(Work required) Repeat all of the records verbatim.
begin Provided records
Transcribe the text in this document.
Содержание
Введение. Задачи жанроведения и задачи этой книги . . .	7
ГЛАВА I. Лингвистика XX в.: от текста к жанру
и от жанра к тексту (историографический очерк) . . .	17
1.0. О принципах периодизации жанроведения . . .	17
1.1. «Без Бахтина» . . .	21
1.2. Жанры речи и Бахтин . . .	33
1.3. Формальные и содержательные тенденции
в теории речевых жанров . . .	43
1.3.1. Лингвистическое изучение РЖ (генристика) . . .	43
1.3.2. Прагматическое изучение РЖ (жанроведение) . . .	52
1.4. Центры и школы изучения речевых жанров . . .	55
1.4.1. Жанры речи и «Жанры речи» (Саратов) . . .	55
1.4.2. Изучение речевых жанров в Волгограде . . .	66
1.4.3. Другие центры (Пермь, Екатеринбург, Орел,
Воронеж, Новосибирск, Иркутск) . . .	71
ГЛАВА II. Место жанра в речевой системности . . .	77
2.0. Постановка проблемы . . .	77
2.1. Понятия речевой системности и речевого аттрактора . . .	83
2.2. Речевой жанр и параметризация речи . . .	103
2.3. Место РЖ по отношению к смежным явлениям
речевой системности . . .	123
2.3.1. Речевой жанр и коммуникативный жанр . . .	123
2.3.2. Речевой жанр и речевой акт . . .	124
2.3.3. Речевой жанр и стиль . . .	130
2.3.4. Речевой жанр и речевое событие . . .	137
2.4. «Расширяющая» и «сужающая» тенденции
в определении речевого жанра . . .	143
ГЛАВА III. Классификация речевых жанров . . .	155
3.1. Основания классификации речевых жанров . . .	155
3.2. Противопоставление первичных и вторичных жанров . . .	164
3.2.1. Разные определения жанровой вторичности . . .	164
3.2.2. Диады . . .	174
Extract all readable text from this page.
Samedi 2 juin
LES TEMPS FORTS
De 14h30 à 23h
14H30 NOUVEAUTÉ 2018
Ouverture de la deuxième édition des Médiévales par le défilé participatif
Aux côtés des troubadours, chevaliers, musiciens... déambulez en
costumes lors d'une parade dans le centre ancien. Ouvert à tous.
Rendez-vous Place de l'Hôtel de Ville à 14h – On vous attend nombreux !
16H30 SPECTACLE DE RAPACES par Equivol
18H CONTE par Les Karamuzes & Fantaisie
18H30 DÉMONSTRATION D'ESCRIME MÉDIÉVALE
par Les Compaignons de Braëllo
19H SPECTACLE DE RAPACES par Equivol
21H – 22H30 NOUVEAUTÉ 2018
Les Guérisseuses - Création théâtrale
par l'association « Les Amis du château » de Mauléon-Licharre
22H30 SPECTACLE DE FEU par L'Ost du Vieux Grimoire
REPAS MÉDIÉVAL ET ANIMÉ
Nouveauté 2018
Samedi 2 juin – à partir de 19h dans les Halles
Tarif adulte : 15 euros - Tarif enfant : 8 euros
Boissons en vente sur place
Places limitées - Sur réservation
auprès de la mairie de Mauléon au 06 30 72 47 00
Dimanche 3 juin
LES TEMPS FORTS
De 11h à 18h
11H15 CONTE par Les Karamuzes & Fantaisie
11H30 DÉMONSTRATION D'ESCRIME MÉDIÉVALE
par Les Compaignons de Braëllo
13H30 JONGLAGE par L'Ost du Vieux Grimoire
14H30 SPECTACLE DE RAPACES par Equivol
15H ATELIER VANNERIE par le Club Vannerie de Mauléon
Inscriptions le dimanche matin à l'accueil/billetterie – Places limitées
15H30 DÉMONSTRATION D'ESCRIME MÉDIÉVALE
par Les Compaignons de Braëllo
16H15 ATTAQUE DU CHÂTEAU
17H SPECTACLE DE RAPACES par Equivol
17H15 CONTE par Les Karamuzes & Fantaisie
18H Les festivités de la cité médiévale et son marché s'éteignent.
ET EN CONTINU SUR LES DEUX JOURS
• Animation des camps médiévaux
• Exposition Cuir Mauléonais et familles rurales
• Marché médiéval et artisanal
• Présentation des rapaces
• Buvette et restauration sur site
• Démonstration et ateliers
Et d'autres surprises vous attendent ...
end Provided records
(Answer to this task)
Transcribe the text in this document.
Содержание
Введение. Задачи жанроведения и задачи этой книги . . .	7
ГЛАВА I. Лингвистика XX в.: от текста к жанру
и от жанра к тексту (историографический очерк) . . .	17
1.0. О принципах периодизации жанроведения . . .	17
1.1. «Без Бахтина» . . .	21
1.2. Жанры речи и Бахтин . . .	33
1.3. Формальные и содержательные тенденции
в теории речевых жанров . . .	43
1.3.1. Лингвистическое изучение РЖ (генристика) . . .	43
1.3.2. Прагматическое изучение РЖ (жанроведение) . . .	52
1.4. Центры и школы изучения речевых жанров . . .	55
1.4.1. Жанры речи и «Жанры речи» (Саратов) . . .	55
1.4.2. Изучение речевых жанров в Волгограде . . .	66
1.4.3. Другие центры (Пермь, Екатеринбург, Орел,
Воронеж, Новосибирск, Иркутск) . . .	71
ГЛАВА II. Место жанра в речевой системности . . .	77
2.0. Постановка проблемы . . .	77
2.1. Понятия речевой системности и речевого аттрактора . . .	83
2.2. Речевой жанр и параметризация речи . . .	103
2.3. Место РЖ по отношению к смежным явлениям
речевой системности . . .	123
2.3.1. Речевой жанр и коммуникативный жанр . . .	123
2.3.2. Речевой жанр и речевой акт . . .	124
2.3.3. Речевой жанр и стиль . . .	130
2.3.4. Речевой жанр и речевое событие . . .	137
2.4. «Расширяющая» и «сужающая» тенденции
в определении речевого жанра . . .	143
ГЛАВА III. Классификация речевых жанров . . .	155
3.1. Основания классификации речевых жанров . . .	155
3.2. Противопоставление первичных и вторичных жанров . . .	164
3.2.1. Разные определения жанровой вторичности . . .	164
3.2.2. Диады . . .	174
Extract all readable text from this page.
Samedi 2 juin
LES TEMPS FORTS
De 14h30 à 23h
14H30 NOUVEAUTÉ 2018
Ouverture de la deuxième édition des Médiévales par le défilé participatif
Aux côtés des troubadours, chevaliers, musiciens... déambulez en
costumes lors d'une parade dans le centre ancien. Ouvert à tous.
Rendez-vous Place de l'Hôtel de Ville à 14h – On vous attend nombreux !
16H30 SPECTACLE DE RAPACES par Equivol
18H CONTE par Les Karamuzes & Fantaisie
18H30 DÉMONSTRATION D'ESCRIME MÉDIÉVALE
par Les Compaignons de Braëllo
19H SPECTACLE DE RAPACES par Equivol
21H – 22H30 NOUVEAUTÉ 2018
Les Guérisseuses - Création théâtrale
par l'association « Les Amis du château » de Mauléon-Licharre
22H30 SPECTACLE DE FEU par L'Ost du Vieux Grimoire
REPAS MÉDIÉVAL ET ANIMÉ
Nouveauté 2018
Samedi 2 juin – à partir de 19h dans les Halles
Tarif adulte : 15 euros - Tarif enfant : 8 euros
Boissons en vente sur place
Places limitées - Sur réservation
auprès de la mairie de Mauléon au 06 30 72 47 00
Dimanche 3 juin
LES TEMPS FORTS
De 11h à 18h
11H15 CONTE par Les Karamuzes & Fantaisie
11H30 DÉMONSTRATION D'ESCRIME MÉDIÉVALE
par Les Compaignons de Braëllo
13H30 JONGLAGE par L'Ost du Vieux Grimoire
14H30 SPECTACLE DE RAPACES par Equivol
15H ATELIER VANNERIE par le Club Vannerie de Mauléon
Inscriptions le dimanche matin à l'accueil/billetterie – Places limitées
15H30 DÉMONSTRATION D'ESCRIME MÉDIÉVALE
par Les Compaignons de Braëllo
16H15 ATTAQUE DU CHÂTEAU
17H SPECTACLE DE RAPACES par Equivol
17H15 CONTE par Les Karamuzes & Fantaisie
18H Les festivités de la cité médiévale et son marché s'éteignent.
ET EN CONTINU SUR LES DEUX JOURS
• Animation des camps médiévaux
• Exposition Cuir Mauléonais et familles rurales
• Marché médiéval et artisanal
• Présentation des rapaces
• Buvette et restauration sur site
• Démonstration et ateliers
Et d'autres surprises vous attendent ...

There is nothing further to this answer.